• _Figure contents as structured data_
— START —

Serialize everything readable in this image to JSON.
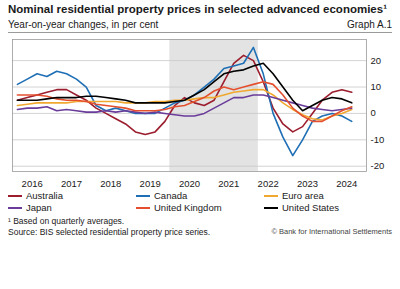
{
  "chart_data": {
    "type": "line",
    "title": "Nominal residential property prices in selected advanced economies¹",
    "subtitle": "Year-on-year changes, in per cent",
    "graph_label": "Graph A.1",
    "footnote": "¹ Based on quarterly averages.",
    "source": "Source: BIS selected residential property price series.",
    "copyright": "© Bank for International Settlements",
    "x": [
      2016.125,
      2016.375,
      2016.625,
      2016.875,
      2017.125,
      2017.375,
      2017.625,
      2017.875,
      2018.125,
      2018.375,
      2018.625,
      2018.875,
      2019.125,
      2019.375,
      2019.625,
      2019.875,
      2020.125,
      2020.375,
      2020.625,
      2020.875,
      2021.125,
      2021.375,
      2021.625,
      2021.875,
      2022.125,
      2022.375,
      2022.625,
      2022.875,
      2023.125,
      2023.375,
      2023.625,
      2023.875,
      2024.125,
      2024.375,
      2024.625
    ],
    "series": [
      {
        "name": "Australia",
        "color": "#9b1d2e",
        "values": [
          5,
          6,
          7,
          8,
          9,
          9,
          7,
          5,
          2,
          0,
          -2,
          -4,
          -7,
          -8,
          -7,
          -3,
          3,
          6,
          4,
          3,
          5,
          12,
          19,
          22,
          20,
          12,
          2,
          -4,
          -7,
          -5,
          0,
          5,
          8,
          9,
          8
        ]
      },
      {
        "name": "Canada",
        "color": "#1f6fb5",
        "values": [
          11,
          13,
          15,
          14,
          16,
          15,
          13,
          10,
          3,
          1,
          2,
          1,
          0,
          0,
          0,
          2,
          4,
          5,
          7,
          10,
          13,
          17,
          18,
          19,
          25,
          15,
          0,
          -9,
          -16,
          -10,
          -3,
          -1,
          0,
          -1,
          -3
        ]
      },
      {
        "name": "Euro area",
        "color": "#f0a830",
        "values": [
          3,
          3.5,
          4,
          4,
          4,
          4,
          4.5,
          4.5,
          4.5,
          4.5,
          4.5,
          4,
          4,
          4,
          4.5,
          4.5,
          5,
          5,
          5.5,
          6,
          6,
          7,
          8,
          8.5,
          9,
          9,
          7,
          4,
          1.5,
          -0.5,
          -2,
          -2.5,
          -1,
          0,
          1.5
        ]
      },
      {
        "name": "Japan",
        "color": "#6a3d9a",
        "values": [
          1.5,
          2,
          2,
          2.5,
          1,
          1.5,
          1,
          0.5,
          0.5,
          1,
          0.5,
          1,
          0.5,
          0,
          0.5,
          0,
          -0.5,
          -1,
          -1,
          0,
          2,
          4,
          6,
          6,
          7,
          7,
          6,
          5,
          4,
          3,
          2,
          1.5,
          1,
          1.5,
          2
        ]
      },
      {
        "name": "United Kingdom",
        "color": "#e4502f",
        "values": [
          7,
          7,
          7,
          6.5,
          5.5,
          5,
          5,
          4.5,
          3.5,
          3,
          2.5,
          2,
          1,
          1,
          1,
          1.5,
          2.5,
          3,
          4.5,
          6,
          8.5,
          10,
          9,
          10,
          11,
          12,
          11,
          7,
          2,
          -1,
          -3,
          -3,
          -1,
          1,
          2.5
        ]
      },
      {
        "name": "United States",
        "color": "#000000",
        "values": [
          5,
          5,
          5,
          5.5,
          6,
          6,
          6,
          6.5,
          6.5,
          6,
          5.5,
          5,
          4,
          4,
          4,
          4,
          4.5,
          5,
          7,
          9,
          12,
          15,
          16,
          16.5,
          18,
          19,
          15,
          10,
          5,
          1,
          3,
          5,
          6,
          5.5,
          4
        ]
      }
    ],
    "xlim": [
      2016,
      2025
    ],
    "xticks": [
      {
        "value": 2016.5,
        "label": "2016"
      },
      {
        "value": 2017.5,
        "label": "2017"
      },
      {
        "value": 2018.5,
        "label": "2018"
      },
      {
        "value": 2019.5,
        "label": "2019"
      },
      {
        "value": 2020.5,
        "label": "2020"
      },
      {
        "value": 2021.5,
        "label": "2021"
      },
      {
        "value": 2022.5,
        "label": "2022"
      },
      {
        "value": 2023.5,
        "label": "2023"
      },
      {
        "value": 2024.5,
        "label": "2024"
      }
    ],
    "ylim": [
      -22,
      28
    ],
    "yticks": [
      -20,
      -10,
      0,
      10,
      20
    ],
    "shaded_x": [
      2020,
      2022.25
    ],
    "grid": true,
    "legend": "bottom"
  }
}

— END —

Omit the pictures and restate the rest of the records verbatim.

Serialize everything readable in this image to JSON.
{
  "chart_data": {
    "type": "line",
    "title": "Nominal residential property prices in selected advanced economies¹",
    "subtitle": "Year-on-year changes, in per cent",
    "graph_label": "Graph A.1",
    "footnote": "¹ Based on quarterly averages.",
    "source": "Source: BIS selected residential property price series.",
    "copyright": "© Bank for International Settlements",
    "x": [
      2016.125,
      2016.375,
      2016.625,
      2016.875,
      2017.125,
      2017.375,
      2017.625,
      2017.875,
      2018.125,
      2018.375,
      2018.625,
      2018.875,
      2019.125,
      2019.375,
      2019.625,
      2019.875,
      2020.125,
      2020.375,
      2020.625,
      2020.875,
      2021.125,
      2021.375,
      2021.625,
      2021.875,
      2022.125,
      2022.375,
      2022.625,
      2022.875,
      2023.125,
      2023.375,
      2023.625,
      2023.875,
      2024.125,
      2024.375,
      2024.625
    ],
    "series": [
      {
        "name": "Australia",
        "color": "#9b1d2e",
        "values": [
          5,
          6,
          7,
          8,
          9,
          9,
          7,
          5,
          2,
          0,
          -2,
          -4,
          -7,
          -8,
          -7,
          -3,
          3,
          6,
          4,
          3,
          5,
          12,
          19,
          22,
          20,
          12,
          2,
          -4,
          -7,
          -5,
          0,
          5,
          8,
          9,
          8
        ]
      },
      {
        "name": "Canada",
        "color": "#1f6fb5",
        "values": [
          11,
          13,
          15,
          14,
          16,
          15,
          13,
          10,
          3,
          1,
          2,
          1,
          0,
          0,
          0,
          2,
          4,
          5,
          7,
          10,
          13,
          17,
          18,
          19,
          25,
          15,
          0,
          -9,
          -16,
          -10,
          -3,
          -1,
          0,
          -1,
          -3
        ]
      },
      {
        "name": "Euro area",
        "color": "#f0a830",
        "values": [
          3,
          3.5,
          4,
          4,
          4,
          4,
          4.5,
          4.5,
          4.5,
          4.5,
          4.5,
          4,
          4,
          4,
          4.5,
          4.5,
          5,
          5,
          5.5,
          6,
          6,
          7,
          8,
          8.5,
          9,
          9,
          7,
          4,
          1.5,
          -0.5,
          -2,
          -2.5,
          -1,
          0,
          1.5
        ]
      },
      {
        "name": "Japan",
        "color": "#6a3d9a",
        "values": [
          1.5,
          2,
          2,
          2.5,
          1,
          1.5,
          1,
          0.5,
          0.5,
          1,
          0.5,
          1,
          0.5,
          0,
          0.5,
          0,
          -0.5,
          -1,
          -1,
          0,
          2,
          4,
          6,
          6,
          7,
          7,
          6,
          5,
          4,
          3,
          2,
          1.5,
          1,
          1.5,
          2
        ]
      },
      {
        "name": "United Kingdom",
        "color": "#e4502f",
        "values": [
          7,
          7,
          7,
          6.5,
          5.5,
          5,
          5,
          4.5,
          3.5,
          3,
          2.5,
          2,
          1,
          1,
          1,
          1.5,
          2.5,
          3,
          4.5,
          6,
          8.5,
          10,
          9,
          10,
          11,
          12,
          11,
          7,
          2,
          -1,
          -3,
          -3,
          -1,
          1,
          2.5
        ]
      },
      {
        "name": "United States",
        "color": "#000000",
        "values": [
          5,
          5,
          5,
          5.5,
          6,
          6,
          6,
          6.5,
          6.5,
          6,
          5.5,
          5,
          4,
          4,
          4,
          4,
          4.5,
          5,
          7,
          9,
          12,
          15,
          16,
          16.5,
          18,
          19,
          15,
          10,
          5,
          1,
          3,
          5,
          6,
          5.5,
          4
        ]
      }
    ],
    "xlim": [
      2016,
      2025
    ],
    "xticks": [
      {
        "value": 2016.5,
        "label": "2016"
      },
      {
        "value": 2017.5,
        "label": "2017"
      },
      {
        "value": 2018.5,
        "label": "2018"
      },
      {
        "value": 2019.5,
        "label": "2019"
      },
      {
        "value": 2020.5,
        "label": "2020"
      },
      {
        "value": 2021.5,
        "label": "2021"
      },
      {
        "value": 2022.5,
        "label": "2022"
      },
      {
        "value": 2023.5,
        "label": "2023"
      },
      {
        "value": 2024.5,
        "label": "2024"
      }
    ],
    "ylim": [
      -22,
      28
    ],
    "yticks": [
      -20,
      -10,
      0,
      10,
      20
    ],
    "shaded_x": [
      2020,
      2022.25
    ],
    "grid": true,
    "legend": "bottom"
  }
}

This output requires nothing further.